Of course I was kicked off of this website when I told that Bulgarian idiot what he could do with his threat!
Soon to be replaced by the exotic ruins of Babylon and the lush rolling hills of northern Iraq.
We have mistakenly prolonged the existence of a culture that simply does not deserve to exist."
Perhaps, but Darwin's "survival-of-the-fittest" will be on display within 20 years in Europe.
It'll make the Middle Age Crusades seem like a...hazing.
A perfect description of the European mind-set -- and of Liberal America.
I get the sense that many Europeans have adjusted to the new realities in a way that was not widely apparent in the United States until recently. Iraq was a very rude shock in this regard, and it is reverberating through the American consciousness in a rather magnified form. When the looming monster - and it really was - of the Soviet Union faded, Europe was left with a world in which only America stood in the way of a return to the good old pre-WWI days of the Great Powers, wherein the futures of entire continents were settled in a London or Paris or Brussels drawing-room over port. The preference within current European intellectual fashion for international negotiation at the UN and within NGOs is, in my opinion, nothing more than an updated version of this nostalgic past, one which is regarded in the United States as purely illusory and self-indulgent. Were the United States to vanish overnight the world would not return to the Habsburgs, the Romanoffs, and the Hohenzollerns, and all the wishful thinking in French academe won't make it so.
Americans, for their part, are less aware than they should be of the caustic effects of a half-century of Soviet propaganda on the collective consciousness of Europe. The generation that is now attempting to lead, both there and here, is one that cut its political teeth on the polarities of the Vietnam era, and if both sides of that struggle are reliving their youths within the current U.S. election cycle, it is much more one-sided in Europe, where the antiwar point of view never really had serious opposition and now is represented by a nearly monolithic print and broadcast journalism. That is one reason why Clinton and Kerry are in such better repute there than Reagan and Bush. But the monolithic nature comes at a cost - were the United States to succeed in Iraq it would not only never be communicated in Europe, it would be actively denied by a generation whose entire political worldview may not allow such a thing to be.
--------------------------------
__PROBLEM STATEMENT__
Continue the commentary on European and American political attitudes from the point where it stops.

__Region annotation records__
--------------------------------
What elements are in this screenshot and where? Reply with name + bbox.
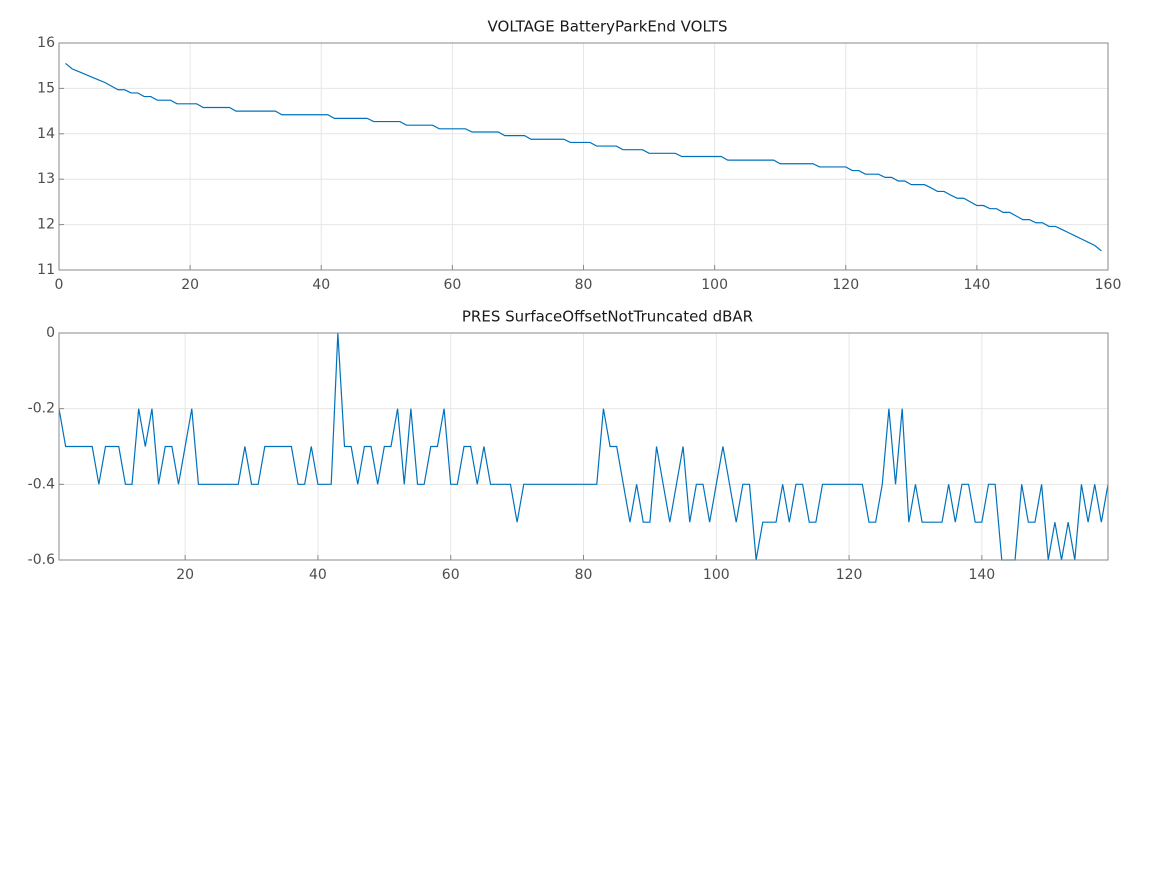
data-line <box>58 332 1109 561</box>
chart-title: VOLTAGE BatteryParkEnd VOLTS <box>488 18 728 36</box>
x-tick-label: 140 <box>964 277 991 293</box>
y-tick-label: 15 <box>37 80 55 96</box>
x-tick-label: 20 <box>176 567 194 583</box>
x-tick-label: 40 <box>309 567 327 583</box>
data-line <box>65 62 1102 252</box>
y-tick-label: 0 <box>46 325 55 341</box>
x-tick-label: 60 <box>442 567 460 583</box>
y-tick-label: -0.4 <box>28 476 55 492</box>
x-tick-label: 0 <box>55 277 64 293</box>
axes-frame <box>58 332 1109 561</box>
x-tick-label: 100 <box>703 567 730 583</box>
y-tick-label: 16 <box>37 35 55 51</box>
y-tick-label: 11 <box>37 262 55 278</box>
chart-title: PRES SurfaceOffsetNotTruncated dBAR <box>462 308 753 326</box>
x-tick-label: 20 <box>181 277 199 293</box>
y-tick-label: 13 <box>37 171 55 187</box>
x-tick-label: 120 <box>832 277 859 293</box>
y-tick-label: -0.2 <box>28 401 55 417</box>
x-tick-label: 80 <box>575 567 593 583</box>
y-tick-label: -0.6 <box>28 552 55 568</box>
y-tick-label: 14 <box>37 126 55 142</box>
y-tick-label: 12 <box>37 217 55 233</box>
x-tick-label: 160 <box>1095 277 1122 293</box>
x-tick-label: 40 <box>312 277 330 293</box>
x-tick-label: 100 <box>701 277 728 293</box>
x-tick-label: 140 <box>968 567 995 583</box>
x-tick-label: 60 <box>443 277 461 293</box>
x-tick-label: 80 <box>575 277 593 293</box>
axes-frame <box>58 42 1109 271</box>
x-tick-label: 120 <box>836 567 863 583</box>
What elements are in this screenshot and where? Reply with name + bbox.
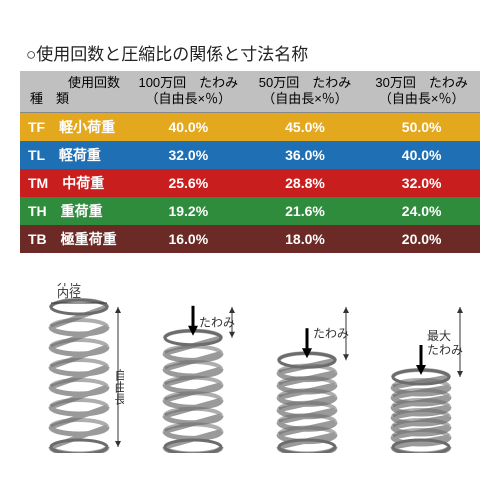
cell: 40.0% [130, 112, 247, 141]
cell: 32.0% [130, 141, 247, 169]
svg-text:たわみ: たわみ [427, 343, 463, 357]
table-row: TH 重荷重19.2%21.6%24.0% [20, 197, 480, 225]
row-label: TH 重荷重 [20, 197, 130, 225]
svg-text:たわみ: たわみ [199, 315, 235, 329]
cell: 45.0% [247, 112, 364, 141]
--------------------------------
__ANSWER TO THE TASK__
I don't see a cure soon. If there is one it may be that we will have to wait for my terribly polarized generation to fade into senescence, a prospect of some years yet, and for a new one unfettered by the political enthusiasms and illusions of the late Cold War to take the reins.
I think the Euros are beginning to comprehend just how much crap they've stepped in with their immigration policies, and it appears many have come to the conclusion that it's too late to do anything about it. They'll be dust in around a generation.
Good article!
Thank you for posting it.
I think it is a more accurate and just generalization on Europe than any I've seen by Euros in reverse.
We should never forget that - at their very best - the left looks to Western Europe as the model for what they want for us here (at their worse it more like Cuba,or Nicaragua under the Sandinistas). With the creeping tide of
anti-religious sentiments breaking out in France, Germany, and Euro(ized) Canada over charges that the Bible is a source of "Hate Speech" and the Cross, and Star of David threaten social harmony when worn by students, there is much to fear from this "fatal attraction" of the Dems for Europe.
Be Well!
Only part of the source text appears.